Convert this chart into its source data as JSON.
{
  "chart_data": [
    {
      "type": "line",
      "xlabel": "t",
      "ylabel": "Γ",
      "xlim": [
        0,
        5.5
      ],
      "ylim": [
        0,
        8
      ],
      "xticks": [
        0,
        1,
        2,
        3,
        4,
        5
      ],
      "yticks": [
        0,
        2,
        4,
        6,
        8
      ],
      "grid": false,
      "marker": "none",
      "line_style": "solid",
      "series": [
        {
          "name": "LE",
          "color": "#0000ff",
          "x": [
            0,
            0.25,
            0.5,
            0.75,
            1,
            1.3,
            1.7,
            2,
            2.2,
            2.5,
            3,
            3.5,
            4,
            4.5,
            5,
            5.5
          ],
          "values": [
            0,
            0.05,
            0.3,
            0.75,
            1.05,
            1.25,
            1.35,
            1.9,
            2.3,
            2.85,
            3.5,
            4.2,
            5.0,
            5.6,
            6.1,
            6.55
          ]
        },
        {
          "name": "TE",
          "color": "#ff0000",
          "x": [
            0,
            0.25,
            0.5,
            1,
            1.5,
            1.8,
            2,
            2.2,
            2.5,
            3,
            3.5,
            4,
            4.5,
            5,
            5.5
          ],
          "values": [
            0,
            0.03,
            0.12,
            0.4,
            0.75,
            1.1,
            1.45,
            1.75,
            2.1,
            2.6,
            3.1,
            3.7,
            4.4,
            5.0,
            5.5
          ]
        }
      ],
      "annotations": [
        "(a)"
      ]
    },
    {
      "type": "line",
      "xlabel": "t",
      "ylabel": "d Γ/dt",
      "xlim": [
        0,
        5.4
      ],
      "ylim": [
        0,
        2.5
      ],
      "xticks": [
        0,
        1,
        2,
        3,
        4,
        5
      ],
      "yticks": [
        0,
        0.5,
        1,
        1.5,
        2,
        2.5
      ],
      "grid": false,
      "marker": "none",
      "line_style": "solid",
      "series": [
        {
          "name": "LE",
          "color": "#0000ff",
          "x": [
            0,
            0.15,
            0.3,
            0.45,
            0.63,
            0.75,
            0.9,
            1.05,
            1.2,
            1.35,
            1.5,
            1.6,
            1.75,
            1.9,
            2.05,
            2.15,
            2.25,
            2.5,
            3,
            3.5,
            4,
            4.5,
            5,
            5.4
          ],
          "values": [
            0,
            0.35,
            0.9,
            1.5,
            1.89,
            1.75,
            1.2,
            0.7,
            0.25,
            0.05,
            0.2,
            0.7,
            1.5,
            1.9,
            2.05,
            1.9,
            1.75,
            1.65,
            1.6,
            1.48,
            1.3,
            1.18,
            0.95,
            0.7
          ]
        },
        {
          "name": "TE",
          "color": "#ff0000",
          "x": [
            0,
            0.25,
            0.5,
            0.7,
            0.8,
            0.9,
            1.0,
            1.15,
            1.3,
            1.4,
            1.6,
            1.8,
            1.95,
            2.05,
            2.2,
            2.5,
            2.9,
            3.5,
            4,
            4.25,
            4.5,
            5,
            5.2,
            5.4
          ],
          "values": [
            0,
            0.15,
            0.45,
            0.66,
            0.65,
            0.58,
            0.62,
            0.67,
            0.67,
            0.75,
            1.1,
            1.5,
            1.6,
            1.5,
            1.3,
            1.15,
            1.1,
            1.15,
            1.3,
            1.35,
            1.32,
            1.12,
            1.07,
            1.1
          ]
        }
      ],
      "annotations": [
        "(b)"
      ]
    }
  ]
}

....................

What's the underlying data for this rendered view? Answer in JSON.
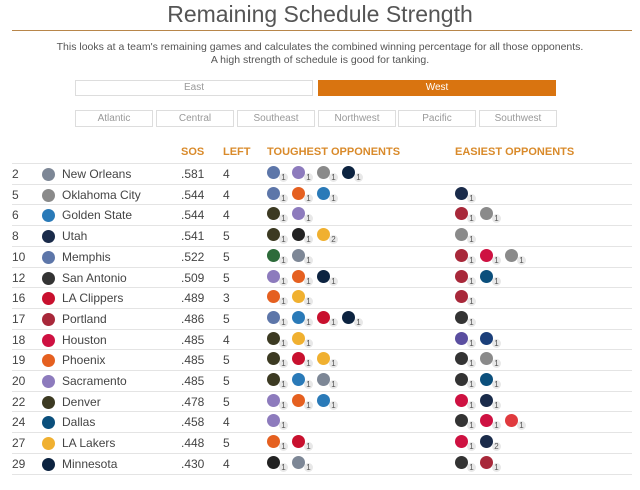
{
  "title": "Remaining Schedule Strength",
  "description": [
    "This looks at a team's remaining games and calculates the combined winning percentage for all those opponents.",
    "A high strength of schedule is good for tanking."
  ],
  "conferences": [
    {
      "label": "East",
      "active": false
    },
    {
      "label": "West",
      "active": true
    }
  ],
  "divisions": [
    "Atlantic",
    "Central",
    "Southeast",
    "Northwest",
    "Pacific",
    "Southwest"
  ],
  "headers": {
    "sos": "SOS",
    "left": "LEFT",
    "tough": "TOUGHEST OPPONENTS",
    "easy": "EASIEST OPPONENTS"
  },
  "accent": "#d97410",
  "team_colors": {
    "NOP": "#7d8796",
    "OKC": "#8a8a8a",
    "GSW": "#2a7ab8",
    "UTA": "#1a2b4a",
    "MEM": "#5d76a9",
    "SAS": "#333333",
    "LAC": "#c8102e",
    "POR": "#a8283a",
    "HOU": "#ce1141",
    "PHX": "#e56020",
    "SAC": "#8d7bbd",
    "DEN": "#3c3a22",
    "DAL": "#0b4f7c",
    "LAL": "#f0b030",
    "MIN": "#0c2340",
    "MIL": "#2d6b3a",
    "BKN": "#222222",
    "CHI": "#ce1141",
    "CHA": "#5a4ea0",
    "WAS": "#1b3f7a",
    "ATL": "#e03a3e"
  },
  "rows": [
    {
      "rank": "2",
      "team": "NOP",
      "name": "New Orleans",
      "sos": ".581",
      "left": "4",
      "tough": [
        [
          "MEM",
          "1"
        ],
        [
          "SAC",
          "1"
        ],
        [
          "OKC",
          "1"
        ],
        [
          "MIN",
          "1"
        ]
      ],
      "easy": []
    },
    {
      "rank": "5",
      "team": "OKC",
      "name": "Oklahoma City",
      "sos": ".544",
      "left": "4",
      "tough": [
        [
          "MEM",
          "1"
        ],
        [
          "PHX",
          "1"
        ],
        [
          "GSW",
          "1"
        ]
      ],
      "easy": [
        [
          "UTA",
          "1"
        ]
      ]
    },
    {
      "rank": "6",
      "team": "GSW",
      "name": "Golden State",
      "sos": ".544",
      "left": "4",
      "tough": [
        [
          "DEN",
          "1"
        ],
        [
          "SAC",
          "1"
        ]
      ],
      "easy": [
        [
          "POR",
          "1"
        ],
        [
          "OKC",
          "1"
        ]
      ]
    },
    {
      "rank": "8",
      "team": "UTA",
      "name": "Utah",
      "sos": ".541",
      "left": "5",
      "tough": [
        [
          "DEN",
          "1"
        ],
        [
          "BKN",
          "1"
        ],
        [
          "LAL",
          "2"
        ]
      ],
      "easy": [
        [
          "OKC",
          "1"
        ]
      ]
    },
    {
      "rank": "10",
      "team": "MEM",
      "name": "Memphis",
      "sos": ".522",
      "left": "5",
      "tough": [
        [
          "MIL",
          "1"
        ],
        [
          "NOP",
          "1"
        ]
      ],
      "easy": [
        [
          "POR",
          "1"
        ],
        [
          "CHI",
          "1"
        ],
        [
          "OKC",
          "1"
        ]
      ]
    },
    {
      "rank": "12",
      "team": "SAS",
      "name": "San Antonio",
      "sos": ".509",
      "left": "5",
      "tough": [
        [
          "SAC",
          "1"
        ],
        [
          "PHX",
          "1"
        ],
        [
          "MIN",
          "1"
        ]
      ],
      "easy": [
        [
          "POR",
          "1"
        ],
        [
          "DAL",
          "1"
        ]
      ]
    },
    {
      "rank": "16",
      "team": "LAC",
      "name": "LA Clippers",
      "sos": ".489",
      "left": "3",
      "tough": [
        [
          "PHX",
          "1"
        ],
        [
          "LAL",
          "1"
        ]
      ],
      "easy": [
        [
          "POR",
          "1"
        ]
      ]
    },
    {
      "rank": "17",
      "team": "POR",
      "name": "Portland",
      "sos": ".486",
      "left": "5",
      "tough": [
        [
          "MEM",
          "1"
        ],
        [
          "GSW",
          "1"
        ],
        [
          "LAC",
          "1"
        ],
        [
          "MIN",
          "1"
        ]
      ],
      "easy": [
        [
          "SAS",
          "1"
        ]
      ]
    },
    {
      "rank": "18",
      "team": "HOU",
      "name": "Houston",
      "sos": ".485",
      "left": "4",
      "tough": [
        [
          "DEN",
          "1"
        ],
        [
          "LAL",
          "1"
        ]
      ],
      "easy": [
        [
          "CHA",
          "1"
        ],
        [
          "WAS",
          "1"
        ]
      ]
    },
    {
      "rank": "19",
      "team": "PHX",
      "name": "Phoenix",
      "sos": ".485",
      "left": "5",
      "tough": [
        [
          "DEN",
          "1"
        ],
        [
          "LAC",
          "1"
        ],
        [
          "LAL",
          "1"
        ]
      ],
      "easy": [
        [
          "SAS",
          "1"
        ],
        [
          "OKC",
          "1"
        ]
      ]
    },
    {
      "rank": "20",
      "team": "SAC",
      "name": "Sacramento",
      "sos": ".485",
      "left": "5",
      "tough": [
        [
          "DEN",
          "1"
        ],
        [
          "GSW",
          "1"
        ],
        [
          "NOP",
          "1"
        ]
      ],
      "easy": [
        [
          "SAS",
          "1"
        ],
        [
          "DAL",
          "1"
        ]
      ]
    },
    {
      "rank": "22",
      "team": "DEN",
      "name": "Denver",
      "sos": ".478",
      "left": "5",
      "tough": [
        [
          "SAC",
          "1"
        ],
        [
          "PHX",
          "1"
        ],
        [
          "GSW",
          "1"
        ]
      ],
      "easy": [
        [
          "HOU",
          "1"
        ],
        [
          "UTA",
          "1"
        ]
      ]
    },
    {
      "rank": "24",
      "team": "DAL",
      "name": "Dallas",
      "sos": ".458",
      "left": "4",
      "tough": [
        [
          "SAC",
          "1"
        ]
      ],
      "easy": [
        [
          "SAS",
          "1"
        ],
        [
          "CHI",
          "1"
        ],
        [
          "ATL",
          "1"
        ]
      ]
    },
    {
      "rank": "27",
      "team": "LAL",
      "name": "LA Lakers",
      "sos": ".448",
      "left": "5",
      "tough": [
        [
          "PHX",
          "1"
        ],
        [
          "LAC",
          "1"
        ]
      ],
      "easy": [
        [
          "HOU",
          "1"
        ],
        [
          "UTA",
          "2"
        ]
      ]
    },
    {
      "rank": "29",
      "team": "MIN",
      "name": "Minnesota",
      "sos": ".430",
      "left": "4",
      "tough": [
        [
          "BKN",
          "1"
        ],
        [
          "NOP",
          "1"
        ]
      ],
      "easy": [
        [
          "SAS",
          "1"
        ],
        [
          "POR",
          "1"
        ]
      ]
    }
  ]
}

....................

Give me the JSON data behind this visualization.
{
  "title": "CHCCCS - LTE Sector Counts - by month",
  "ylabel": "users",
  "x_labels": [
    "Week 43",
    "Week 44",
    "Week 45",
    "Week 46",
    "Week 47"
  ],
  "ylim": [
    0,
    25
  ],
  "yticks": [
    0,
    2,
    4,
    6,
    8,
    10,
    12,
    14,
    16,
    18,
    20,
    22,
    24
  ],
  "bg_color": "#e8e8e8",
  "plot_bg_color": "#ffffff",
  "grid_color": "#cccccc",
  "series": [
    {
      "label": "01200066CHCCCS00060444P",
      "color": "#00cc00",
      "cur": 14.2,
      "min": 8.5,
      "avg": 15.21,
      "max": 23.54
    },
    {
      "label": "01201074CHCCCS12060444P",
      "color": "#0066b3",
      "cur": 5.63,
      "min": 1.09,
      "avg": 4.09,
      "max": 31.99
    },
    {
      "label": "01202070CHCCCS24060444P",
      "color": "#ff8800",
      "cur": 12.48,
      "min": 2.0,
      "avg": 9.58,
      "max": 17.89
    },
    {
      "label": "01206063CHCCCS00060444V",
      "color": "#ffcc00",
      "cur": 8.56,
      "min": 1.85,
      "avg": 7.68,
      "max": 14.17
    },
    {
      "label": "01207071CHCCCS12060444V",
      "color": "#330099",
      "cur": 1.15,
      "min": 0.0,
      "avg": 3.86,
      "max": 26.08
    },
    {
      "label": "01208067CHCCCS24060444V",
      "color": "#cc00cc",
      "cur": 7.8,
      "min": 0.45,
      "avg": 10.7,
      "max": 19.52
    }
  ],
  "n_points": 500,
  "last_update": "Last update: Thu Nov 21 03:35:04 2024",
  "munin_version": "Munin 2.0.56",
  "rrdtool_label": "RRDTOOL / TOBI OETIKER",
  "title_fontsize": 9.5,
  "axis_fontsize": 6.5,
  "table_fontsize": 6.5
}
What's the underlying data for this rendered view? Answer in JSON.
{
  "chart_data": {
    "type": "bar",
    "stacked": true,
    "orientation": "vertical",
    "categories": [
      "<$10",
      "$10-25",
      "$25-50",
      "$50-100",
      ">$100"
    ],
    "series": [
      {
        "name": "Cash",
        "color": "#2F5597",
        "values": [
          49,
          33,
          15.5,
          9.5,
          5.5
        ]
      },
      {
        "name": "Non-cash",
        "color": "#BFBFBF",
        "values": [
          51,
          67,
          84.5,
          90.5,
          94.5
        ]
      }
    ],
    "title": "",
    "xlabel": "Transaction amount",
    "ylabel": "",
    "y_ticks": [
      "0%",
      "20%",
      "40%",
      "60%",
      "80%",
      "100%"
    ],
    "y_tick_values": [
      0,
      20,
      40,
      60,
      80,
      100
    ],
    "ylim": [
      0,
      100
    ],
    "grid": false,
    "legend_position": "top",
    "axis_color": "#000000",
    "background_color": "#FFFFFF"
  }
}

....................

* _Set task_:
Count the lines in the records above that hold the word "JSON", and give only that number.

* _The reply_:
4